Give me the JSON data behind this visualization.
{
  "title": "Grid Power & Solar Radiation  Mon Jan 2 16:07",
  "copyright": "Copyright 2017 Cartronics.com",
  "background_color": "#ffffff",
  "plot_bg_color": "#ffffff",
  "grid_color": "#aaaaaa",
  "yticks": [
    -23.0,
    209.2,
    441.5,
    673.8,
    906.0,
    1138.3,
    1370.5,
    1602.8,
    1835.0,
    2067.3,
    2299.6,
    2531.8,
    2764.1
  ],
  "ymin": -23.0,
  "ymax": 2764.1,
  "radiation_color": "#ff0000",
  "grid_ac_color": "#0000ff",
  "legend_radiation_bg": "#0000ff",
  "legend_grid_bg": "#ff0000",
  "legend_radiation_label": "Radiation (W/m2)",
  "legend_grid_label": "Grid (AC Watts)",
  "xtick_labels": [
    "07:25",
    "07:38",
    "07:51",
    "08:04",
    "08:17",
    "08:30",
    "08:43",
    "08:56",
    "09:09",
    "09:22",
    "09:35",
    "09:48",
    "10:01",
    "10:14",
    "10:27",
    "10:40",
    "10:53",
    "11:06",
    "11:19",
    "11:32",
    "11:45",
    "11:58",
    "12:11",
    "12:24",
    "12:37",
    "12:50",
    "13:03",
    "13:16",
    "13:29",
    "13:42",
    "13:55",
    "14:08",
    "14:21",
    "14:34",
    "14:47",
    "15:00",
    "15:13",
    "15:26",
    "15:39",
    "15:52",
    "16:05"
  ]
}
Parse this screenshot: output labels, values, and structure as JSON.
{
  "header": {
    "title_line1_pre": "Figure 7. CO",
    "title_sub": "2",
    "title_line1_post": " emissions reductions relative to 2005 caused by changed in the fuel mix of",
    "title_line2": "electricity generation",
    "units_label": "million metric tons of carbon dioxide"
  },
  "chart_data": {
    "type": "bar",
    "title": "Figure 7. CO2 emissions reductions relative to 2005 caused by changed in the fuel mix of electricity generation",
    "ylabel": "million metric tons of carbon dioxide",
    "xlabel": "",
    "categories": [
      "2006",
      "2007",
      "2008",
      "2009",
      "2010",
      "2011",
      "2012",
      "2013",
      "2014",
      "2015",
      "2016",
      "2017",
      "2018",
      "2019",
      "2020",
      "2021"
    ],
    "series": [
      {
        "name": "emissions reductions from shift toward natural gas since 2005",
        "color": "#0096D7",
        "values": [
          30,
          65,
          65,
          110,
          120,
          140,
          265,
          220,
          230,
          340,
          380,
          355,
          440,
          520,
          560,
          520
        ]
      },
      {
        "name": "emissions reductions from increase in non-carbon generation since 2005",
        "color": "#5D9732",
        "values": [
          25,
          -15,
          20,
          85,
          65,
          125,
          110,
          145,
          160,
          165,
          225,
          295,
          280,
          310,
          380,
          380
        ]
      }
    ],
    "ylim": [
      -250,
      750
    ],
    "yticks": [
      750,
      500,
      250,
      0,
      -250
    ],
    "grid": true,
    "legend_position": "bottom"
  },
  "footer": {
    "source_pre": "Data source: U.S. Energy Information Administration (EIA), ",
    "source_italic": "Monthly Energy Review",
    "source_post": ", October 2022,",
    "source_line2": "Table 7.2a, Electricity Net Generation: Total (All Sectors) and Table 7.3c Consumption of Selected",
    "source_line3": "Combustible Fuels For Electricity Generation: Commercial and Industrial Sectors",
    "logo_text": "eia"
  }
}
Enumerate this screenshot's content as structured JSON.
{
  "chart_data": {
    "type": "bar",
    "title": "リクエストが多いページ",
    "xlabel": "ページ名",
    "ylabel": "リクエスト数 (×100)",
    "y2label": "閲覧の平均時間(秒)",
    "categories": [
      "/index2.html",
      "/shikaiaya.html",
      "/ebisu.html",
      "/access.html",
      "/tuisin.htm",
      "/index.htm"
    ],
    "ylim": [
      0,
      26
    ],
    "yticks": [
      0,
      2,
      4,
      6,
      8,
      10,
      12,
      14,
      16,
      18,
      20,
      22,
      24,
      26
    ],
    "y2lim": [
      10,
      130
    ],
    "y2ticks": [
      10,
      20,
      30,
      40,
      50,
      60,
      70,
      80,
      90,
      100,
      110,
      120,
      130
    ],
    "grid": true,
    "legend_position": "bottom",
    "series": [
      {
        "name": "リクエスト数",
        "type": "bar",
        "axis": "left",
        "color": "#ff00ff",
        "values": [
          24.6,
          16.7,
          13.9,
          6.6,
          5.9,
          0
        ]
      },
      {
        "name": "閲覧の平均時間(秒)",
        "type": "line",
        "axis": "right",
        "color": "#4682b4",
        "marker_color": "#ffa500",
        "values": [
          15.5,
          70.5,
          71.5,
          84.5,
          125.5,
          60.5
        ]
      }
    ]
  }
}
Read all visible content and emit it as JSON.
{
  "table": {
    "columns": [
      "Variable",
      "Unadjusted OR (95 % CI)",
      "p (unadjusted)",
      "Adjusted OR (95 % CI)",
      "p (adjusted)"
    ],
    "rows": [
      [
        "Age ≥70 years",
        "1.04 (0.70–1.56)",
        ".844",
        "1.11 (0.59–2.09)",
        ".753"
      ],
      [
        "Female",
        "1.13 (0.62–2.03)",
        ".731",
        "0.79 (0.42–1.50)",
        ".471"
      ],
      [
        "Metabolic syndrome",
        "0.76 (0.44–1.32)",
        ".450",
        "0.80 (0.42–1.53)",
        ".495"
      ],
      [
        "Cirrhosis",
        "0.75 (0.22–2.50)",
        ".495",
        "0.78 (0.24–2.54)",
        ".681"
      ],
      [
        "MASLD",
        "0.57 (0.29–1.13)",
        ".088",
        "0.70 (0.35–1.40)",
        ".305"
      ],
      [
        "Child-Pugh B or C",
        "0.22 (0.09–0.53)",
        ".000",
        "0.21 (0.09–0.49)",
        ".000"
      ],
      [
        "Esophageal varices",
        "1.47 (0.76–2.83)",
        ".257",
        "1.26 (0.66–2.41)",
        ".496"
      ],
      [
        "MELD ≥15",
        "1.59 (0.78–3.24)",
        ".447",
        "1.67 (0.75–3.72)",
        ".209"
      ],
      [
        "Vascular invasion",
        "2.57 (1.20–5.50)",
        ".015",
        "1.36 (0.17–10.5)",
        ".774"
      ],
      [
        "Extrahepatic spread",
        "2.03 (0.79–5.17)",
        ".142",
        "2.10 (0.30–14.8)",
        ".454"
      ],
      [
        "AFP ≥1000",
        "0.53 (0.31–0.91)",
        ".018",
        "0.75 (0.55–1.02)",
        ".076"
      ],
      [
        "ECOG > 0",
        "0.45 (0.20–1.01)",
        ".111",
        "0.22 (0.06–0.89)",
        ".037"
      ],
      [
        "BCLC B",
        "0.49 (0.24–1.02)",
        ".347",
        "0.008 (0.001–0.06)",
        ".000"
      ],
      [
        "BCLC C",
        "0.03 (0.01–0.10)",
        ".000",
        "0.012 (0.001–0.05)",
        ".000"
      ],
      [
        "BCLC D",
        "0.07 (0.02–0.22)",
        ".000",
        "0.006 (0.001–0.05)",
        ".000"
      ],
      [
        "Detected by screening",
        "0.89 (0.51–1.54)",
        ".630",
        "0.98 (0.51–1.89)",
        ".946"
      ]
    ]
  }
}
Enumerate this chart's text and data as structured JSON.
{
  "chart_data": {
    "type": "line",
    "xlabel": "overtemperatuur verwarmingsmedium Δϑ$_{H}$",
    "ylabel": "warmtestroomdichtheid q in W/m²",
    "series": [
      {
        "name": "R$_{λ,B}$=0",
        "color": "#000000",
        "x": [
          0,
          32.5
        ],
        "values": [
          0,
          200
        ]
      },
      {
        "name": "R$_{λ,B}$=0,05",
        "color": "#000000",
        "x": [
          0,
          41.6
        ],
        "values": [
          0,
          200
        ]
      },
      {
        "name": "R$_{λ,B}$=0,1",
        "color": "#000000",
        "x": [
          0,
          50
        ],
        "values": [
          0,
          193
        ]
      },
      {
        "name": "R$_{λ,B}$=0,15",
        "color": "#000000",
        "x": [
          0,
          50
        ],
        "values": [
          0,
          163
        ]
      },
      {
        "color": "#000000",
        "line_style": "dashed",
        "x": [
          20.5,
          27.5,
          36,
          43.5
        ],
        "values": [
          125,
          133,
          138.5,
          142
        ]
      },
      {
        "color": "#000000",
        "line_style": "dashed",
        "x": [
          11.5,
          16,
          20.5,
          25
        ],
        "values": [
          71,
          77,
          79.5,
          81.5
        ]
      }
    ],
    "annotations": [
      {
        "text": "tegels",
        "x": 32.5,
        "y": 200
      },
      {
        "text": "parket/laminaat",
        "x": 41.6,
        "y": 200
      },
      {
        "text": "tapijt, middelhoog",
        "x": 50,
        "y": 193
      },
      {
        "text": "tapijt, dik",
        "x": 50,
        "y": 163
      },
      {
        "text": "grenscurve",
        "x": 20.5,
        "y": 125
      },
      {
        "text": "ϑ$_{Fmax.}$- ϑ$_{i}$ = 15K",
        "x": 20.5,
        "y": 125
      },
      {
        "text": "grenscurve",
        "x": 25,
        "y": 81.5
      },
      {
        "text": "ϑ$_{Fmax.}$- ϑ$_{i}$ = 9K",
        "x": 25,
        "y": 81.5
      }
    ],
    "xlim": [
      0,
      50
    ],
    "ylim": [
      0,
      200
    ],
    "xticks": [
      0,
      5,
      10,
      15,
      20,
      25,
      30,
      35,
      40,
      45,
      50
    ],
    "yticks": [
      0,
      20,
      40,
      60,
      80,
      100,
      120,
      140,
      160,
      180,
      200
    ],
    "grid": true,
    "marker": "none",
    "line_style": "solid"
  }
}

▶ **The exercise**
Identify every line above with the string "tons" in it. Copy those lines.

▶ **Task answer**
    "units_label": "million metric tons of carbon dioxide"
    "ylabel": "million metric tons of carbon dioxide",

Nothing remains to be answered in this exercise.